--- begin ---

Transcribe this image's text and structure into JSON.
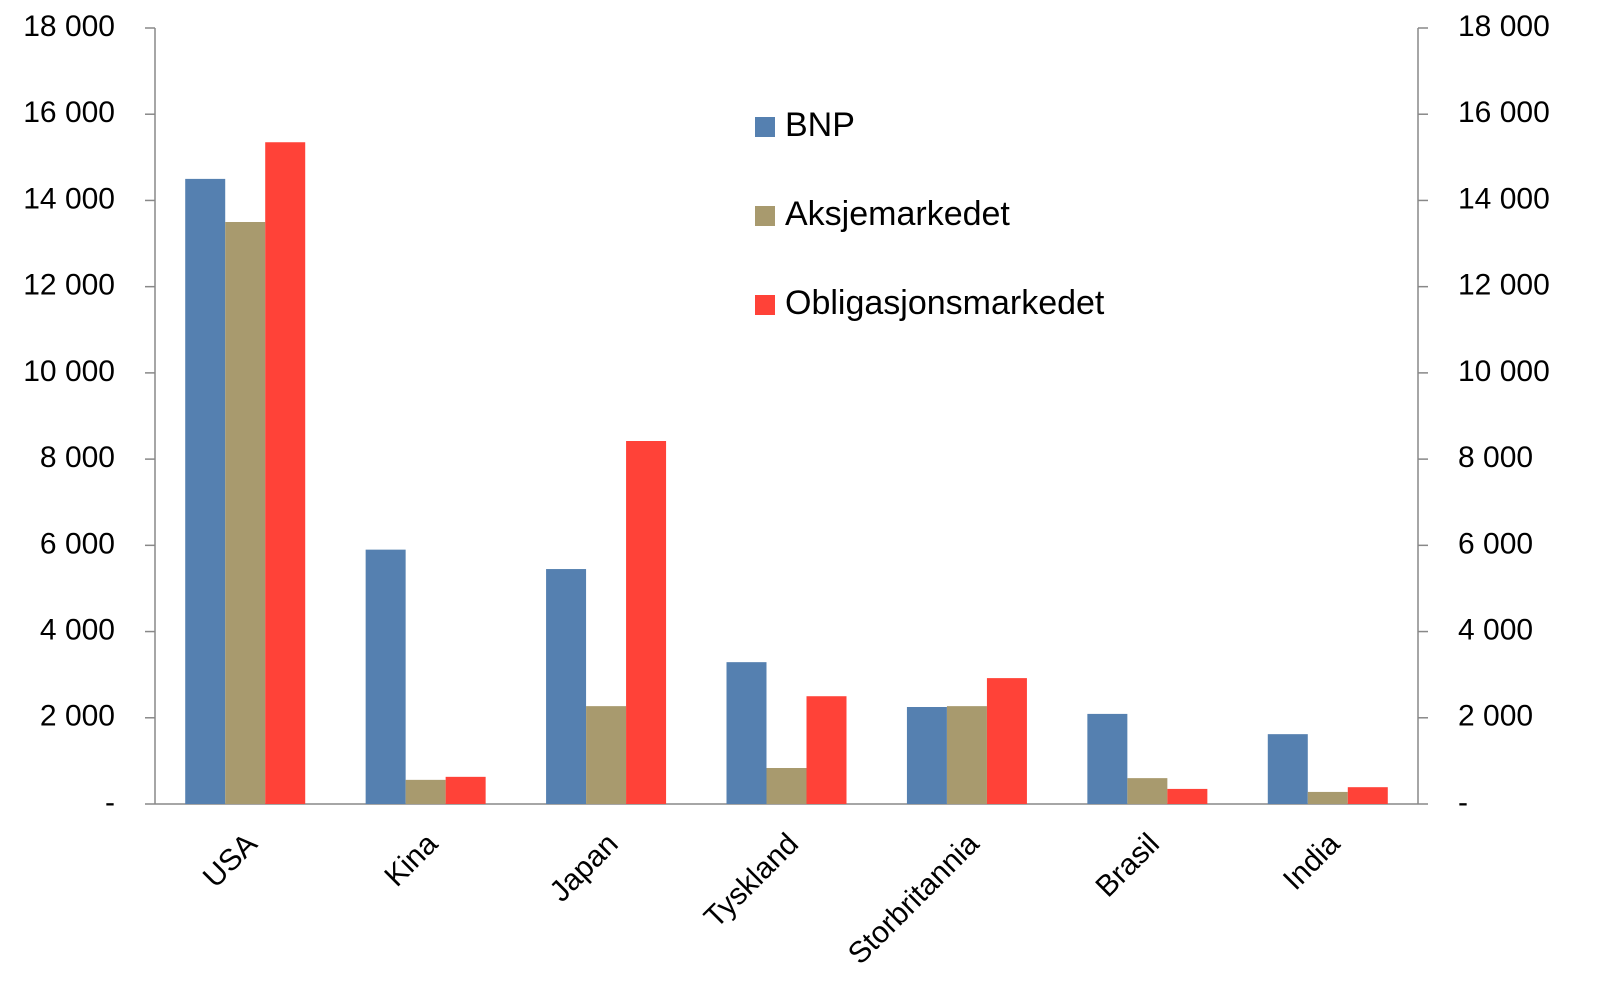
{
  "chart_data": {
    "type": "bar",
    "categories": [
      "USA",
      "Kina",
      "Japan",
      "Tyskland",
      "Storbritannia",
      "Brasil",
      "India"
    ],
    "series": [
      {
        "name": "BNP",
        "color": "#5580b0",
        "values": [
          14500,
          5900,
          5450,
          3290,
          2250,
          2090,
          1620
        ]
      },
      {
        "name": "Aksjemarkedet",
        "color": "#a89a6e",
        "values": [
          13500,
          560,
          2270,
          835,
          2270,
          600,
          280
        ]
      },
      {
        "name": "Obligasjonsmarkedet",
        "color": "#ff4238",
        "values": [
          15350,
          630,
          8420,
          2500,
          2920,
          350,
          390
        ]
      }
    ],
    "ylim": [
      0,
      18000
    ],
    "yticks": [
      {
        "value": 0,
        "label": "-"
      },
      {
        "value": 2000,
        "label": "2 000"
      },
      {
        "value": 4000,
        "label": "4 000"
      },
      {
        "value": 6000,
        "label": "6 000"
      },
      {
        "value": 8000,
        "label": "8 000"
      },
      {
        "value": 10000,
        "label": "10 000"
      },
      {
        "value": 12000,
        "label": "12 000"
      },
      {
        "value": 14000,
        "label": "14 000"
      },
      {
        "value": 16000,
        "label": "16 000"
      },
      {
        "value": 18000,
        "label": "18 000"
      }
    ],
    "y2lim": [
      0,
      18000
    ],
    "y2ticks": [
      {
        "value": 0,
        "label": "-"
      },
      {
        "value": 2000,
        "label": "2 000"
      },
      {
        "value": 4000,
        "label": "4 000"
      },
      {
        "value": 6000,
        "label": "6 000"
      },
      {
        "value": 8000,
        "label": "8 000"
      },
      {
        "value": 10000,
        "label": "10 000"
      },
      {
        "value": 12000,
        "label": "12 000"
      },
      {
        "value": 14000,
        "label": "14 000"
      },
      {
        "value": 16000,
        "label": "16 000"
      },
      {
        "value": 18000,
        "label": "18 000"
      }
    ],
    "legend": "top-center"
  }
}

--- end ---

### TASK DETAILS
Strip out the pictures and quote the remaining data word for word.

### FULL OUTPUT
Transcribe this image's text and structure into JSON.
{
  "chart_data": {
    "type": "bar",
    "categories": [
      "USA",
      "Kina",
      "Japan",
      "Tyskland",
      "Storbritannia",
      "Brasil",
      "India"
    ],
    "series": [
      {
        "name": "BNP",
        "color": "#5580b0",
        "values": [
          14500,
          5900,
          5450,
          3290,
          2250,
          2090,
          1620
        ]
      },
      {
        "name": "Aksjemarkedet",
        "color": "#a89a6e",
        "values": [
          13500,
          560,
          2270,
          835,
          2270,
          600,
          280
        ]
      },
      {
        "name": "Obligasjonsmarkedet",
        "color": "#ff4238",
        "values": [
          15350,
          630,
          8420,
          2500,
          2920,
          350,
          390
        ]
      }
    ],
    "ylim": [
      0,
      18000
    ],
    "yticks": [
      {
        "value": 0,
        "label": "-"
      },
      {
        "value": 2000,
        "label": "2 000"
      },
      {
        "value": 4000,
        "label": "4 000"
      },
      {
        "value": 6000,
        "label": "6 000"
      },
      {
        "value": 8000,
        "label": "8 000"
      },
      {
        "value": 10000,
        "label": "10 000"
      },
      {
        "value": 12000,
        "label": "12 000"
      },
      {
        "value": 14000,
        "label": "14 000"
      },
      {
        "value": 16000,
        "label": "16 000"
      },
      {
        "value": 18000,
        "label": "18 000"
      }
    ],
    "y2lim": [
      0,
      18000
    ],
    "y2ticks": [
      {
        "value": 0,
        "label": "-"
      },
      {
        "value": 2000,
        "label": "2 000"
      },
      {
        "value": 4000,
        "label": "4 000"
      },
      {
        "value": 6000,
        "label": "6 000"
      },
      {
        "value": 8000,
        "label": "8 000"
      },
      {
        "value": 10000,
        "label": "10 000"
      },
      {
        "value": 12000,
        "label": "12 000"
      },
      {
        "value": 14000,
        "label": "14 000"
      },
      {
        "value": 16000,
        "label": "16 000"
      },
      {
        "value": 18000,
        "label": "18 000"
      }
    ],
    "legend": "top-center"
  }
}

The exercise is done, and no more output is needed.